*** MATERIAL FOR THE TASK

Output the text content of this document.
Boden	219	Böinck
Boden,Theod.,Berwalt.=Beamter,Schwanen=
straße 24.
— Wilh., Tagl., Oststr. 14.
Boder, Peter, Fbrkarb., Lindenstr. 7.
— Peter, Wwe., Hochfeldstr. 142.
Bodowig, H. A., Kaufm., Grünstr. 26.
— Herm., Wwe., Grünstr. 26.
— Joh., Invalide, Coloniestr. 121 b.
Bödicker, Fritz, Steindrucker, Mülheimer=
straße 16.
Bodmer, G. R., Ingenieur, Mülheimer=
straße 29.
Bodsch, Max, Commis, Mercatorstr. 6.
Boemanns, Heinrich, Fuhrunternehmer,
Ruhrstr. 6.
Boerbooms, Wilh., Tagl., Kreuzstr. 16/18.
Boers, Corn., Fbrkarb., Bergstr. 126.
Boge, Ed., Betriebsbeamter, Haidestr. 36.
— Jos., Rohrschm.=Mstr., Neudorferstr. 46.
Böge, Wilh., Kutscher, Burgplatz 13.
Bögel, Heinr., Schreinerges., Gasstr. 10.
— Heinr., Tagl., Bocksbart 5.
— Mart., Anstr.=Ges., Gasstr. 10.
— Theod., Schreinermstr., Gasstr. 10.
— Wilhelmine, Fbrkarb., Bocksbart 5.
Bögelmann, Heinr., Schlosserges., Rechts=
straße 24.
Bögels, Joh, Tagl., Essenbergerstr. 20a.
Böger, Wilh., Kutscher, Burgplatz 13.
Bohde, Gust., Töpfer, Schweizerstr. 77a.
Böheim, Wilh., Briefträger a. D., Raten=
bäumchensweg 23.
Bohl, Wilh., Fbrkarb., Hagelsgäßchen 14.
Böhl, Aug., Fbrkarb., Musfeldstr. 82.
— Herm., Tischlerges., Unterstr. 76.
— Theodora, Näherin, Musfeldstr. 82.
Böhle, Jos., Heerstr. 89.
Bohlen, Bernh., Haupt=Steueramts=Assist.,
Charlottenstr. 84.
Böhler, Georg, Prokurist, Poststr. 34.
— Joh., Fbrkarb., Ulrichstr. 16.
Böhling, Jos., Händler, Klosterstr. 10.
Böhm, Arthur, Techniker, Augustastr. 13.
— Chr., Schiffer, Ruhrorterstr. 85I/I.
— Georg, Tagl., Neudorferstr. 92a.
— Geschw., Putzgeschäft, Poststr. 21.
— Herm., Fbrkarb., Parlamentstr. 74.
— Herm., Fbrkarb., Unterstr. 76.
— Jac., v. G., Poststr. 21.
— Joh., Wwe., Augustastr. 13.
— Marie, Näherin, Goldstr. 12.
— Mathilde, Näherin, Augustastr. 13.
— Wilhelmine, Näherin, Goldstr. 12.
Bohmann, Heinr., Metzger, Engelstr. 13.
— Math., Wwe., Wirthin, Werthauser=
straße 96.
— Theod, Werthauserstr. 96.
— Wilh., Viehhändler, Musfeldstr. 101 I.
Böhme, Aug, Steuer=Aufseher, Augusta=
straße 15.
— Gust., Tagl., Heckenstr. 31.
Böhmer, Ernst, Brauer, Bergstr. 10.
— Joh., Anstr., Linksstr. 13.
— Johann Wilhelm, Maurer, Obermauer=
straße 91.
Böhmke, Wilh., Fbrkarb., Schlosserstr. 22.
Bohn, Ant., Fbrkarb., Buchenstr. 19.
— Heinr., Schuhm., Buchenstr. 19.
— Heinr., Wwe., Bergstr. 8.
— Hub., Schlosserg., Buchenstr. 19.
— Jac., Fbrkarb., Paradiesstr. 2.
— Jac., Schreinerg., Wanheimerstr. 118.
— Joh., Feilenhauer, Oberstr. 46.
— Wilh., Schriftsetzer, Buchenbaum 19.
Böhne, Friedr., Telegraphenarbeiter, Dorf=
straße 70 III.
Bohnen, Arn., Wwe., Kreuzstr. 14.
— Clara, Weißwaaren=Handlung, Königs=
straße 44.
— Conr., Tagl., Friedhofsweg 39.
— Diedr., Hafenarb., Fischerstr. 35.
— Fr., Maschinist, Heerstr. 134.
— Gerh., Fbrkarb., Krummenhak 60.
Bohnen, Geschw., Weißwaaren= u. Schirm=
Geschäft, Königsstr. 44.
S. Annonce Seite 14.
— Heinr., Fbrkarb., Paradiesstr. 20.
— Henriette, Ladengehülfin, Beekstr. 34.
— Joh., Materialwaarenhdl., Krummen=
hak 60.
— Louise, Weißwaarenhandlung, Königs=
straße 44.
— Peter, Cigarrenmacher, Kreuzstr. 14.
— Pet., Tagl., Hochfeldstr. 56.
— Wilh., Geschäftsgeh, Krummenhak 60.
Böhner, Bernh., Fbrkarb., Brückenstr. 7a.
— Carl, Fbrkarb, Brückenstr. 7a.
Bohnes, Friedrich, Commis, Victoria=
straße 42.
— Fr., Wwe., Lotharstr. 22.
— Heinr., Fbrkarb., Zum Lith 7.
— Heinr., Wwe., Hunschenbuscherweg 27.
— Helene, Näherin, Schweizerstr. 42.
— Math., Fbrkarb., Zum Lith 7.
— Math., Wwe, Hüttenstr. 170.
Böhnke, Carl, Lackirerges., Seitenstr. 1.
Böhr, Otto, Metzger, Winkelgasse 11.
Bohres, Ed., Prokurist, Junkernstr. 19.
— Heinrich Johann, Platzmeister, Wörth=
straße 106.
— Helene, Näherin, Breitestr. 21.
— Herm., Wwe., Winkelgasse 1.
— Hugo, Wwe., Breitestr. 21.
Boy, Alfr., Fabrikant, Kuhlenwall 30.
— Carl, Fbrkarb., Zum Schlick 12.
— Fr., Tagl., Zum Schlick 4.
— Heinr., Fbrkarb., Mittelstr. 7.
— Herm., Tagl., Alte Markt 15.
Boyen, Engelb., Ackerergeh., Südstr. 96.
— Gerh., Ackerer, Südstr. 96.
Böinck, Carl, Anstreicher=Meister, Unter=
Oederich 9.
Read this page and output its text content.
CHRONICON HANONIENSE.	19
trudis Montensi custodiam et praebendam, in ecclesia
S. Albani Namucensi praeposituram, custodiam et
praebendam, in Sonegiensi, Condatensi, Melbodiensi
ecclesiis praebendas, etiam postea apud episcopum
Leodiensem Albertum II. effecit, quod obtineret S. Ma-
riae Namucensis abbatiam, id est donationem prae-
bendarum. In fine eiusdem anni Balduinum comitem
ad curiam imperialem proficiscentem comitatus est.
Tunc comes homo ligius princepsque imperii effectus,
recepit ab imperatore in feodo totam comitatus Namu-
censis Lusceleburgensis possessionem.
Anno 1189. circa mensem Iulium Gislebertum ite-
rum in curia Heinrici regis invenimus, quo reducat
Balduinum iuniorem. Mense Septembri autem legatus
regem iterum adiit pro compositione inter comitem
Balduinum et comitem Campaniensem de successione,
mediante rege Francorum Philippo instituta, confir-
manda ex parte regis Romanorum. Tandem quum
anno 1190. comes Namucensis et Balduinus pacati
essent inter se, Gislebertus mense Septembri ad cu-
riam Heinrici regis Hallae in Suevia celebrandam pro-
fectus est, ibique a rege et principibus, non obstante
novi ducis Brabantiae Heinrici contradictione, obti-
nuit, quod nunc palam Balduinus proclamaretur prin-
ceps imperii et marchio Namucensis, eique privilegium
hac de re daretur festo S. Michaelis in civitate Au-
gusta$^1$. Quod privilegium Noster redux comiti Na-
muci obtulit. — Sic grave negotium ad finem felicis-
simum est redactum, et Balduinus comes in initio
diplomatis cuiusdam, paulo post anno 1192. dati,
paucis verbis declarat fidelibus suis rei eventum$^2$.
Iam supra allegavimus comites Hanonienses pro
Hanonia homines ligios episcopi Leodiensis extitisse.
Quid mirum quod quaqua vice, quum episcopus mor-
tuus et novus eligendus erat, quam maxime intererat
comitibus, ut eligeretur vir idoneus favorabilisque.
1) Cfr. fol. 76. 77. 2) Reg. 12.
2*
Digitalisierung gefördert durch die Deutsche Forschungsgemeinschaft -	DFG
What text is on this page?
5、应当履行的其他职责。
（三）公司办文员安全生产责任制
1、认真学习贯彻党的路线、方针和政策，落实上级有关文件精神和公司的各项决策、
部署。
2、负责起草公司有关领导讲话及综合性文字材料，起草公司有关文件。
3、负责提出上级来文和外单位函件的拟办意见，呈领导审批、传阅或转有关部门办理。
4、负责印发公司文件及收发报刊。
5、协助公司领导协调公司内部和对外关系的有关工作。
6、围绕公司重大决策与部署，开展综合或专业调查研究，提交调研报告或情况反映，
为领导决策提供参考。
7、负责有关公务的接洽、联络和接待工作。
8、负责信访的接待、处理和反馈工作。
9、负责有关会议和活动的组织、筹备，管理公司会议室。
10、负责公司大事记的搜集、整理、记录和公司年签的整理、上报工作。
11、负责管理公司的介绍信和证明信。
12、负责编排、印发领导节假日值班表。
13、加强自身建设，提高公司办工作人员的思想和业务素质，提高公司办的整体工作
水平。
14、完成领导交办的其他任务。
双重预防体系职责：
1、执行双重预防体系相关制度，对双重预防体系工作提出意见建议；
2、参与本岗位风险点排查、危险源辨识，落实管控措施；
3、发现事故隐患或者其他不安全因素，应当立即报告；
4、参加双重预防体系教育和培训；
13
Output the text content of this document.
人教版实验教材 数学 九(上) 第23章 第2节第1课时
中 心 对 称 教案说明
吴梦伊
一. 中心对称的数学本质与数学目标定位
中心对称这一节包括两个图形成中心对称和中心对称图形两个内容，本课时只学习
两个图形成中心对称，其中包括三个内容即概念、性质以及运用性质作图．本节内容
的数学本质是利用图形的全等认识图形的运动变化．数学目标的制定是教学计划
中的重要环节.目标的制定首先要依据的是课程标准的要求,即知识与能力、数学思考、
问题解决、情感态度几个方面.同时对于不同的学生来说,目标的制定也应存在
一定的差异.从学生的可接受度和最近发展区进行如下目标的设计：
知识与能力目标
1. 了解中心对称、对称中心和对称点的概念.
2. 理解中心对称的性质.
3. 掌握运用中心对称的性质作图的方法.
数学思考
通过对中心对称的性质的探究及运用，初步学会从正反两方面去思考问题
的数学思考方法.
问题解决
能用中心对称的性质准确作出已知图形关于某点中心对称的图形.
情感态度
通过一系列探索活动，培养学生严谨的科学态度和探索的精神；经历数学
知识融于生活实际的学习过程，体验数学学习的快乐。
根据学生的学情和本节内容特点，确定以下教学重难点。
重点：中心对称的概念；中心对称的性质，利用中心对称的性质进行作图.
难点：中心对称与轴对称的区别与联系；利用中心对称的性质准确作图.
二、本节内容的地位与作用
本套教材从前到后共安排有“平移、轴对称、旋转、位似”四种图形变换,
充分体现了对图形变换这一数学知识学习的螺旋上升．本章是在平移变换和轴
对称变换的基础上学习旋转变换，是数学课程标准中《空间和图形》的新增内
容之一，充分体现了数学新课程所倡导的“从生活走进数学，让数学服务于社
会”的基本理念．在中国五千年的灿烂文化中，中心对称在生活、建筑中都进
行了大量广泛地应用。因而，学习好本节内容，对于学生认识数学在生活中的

******

THE PROBLEM: Only a number is wanted: how many lines of the data above contain "comes"?

TASK ANSWER: 3